Dataset records
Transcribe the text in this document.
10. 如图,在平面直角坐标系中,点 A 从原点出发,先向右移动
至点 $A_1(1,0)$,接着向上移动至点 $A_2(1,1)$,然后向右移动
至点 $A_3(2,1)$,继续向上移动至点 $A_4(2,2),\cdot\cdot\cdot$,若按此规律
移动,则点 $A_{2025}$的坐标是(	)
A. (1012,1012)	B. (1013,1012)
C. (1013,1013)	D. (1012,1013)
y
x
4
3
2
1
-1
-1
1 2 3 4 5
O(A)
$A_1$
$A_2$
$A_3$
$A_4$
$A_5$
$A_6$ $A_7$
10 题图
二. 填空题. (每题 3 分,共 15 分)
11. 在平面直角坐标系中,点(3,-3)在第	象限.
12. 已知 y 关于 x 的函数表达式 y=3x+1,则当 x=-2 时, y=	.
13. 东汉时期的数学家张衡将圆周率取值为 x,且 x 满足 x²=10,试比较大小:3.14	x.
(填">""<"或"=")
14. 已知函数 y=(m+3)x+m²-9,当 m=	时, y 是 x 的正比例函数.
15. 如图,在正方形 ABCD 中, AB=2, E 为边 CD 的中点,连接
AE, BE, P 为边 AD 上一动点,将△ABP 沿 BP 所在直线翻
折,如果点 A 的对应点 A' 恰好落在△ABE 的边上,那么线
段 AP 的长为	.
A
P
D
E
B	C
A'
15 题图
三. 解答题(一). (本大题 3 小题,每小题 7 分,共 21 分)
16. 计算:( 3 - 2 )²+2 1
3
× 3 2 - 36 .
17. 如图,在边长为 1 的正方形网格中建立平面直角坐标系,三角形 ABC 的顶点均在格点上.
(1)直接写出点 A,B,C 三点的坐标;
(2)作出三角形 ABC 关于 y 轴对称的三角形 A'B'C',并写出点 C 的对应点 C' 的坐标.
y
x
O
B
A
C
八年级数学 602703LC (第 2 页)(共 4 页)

**EXERCISE GOAL:**
Reproduce all of the material above word for word.

**REPLY:**
Transcribe the text in this document.
10. 如图,在平面直角坐标系中,点 A 从原点出发,先向右移动
至点 $A_1(1,0)$,接着向上移动至点 $A_2(1,1)$,然后向右移动
至点 $A_3(2,1)$,继续向上移动至点 $A_4(2,2),\cdot\cdot\cdot$,若按此规律
移动,则点 $A_{2025}$的坐标是(	)
A. (1012,1012)	B. (1013,1012)
C. (1013,1013)	D. (1012,1013)
y
x
4
3
2
1
-1
-1
1 2 3 4 5
O(A)
$A_1$
$A_2$
$A_3$
$A_4$
$A_5$
$A_6$ $A_7$
10 题图
二. 填空题. (每题 3 分,共 15 分)
11. 在平面直角坐标系中,点(3,-3)在第	象限.
12. 已知 y 关于 x 的函数表达式 y=3x+1,则当 x=-2 时, y=	.
13. 东汉时期的数学家张衡将圆周率取值为 x,且 x 满足 x²=10,试比较大小:3.14	x.
(填">""<"或"=")
14. 已知函数 y=(m+3)x+m²-9,当 m=	时, y 是 x 的正比例函数.
15. 如图,在正方形 ABCD 中, AB=2, E 为边 CD 的中点,连接
AE, BE, P 为边 AD 上一动点,将△ABP 沿 BP 所在直线翻
折,如果点 A 的对应点 A' 恰好落在△ABE 的边上,那么线
段 AP 的长为	.
A
P
D
E
B	C
A'
15 题图
三. 解答题(一). (本大题 3 小题,每小题 7 分,共 21 分)
16. 计算:( 3 - 2 )²+2 1
3
× 3 2 - 36 .
17. 如图,在边长为 1 的正方形网格中建立平面直角坐标系,三角形 ABC 的顶点均在格点上.
(1)直接写出点 A,B,C 三点的坐标;
(2)作出三角形 ABC 关于 y 轴对称的三角形 A'B'C',并写出点 C 的对应点 C' 的坐标.
y
x
O
B
A
C
八年级数学 602703LC (第 2 页)(共 4 页)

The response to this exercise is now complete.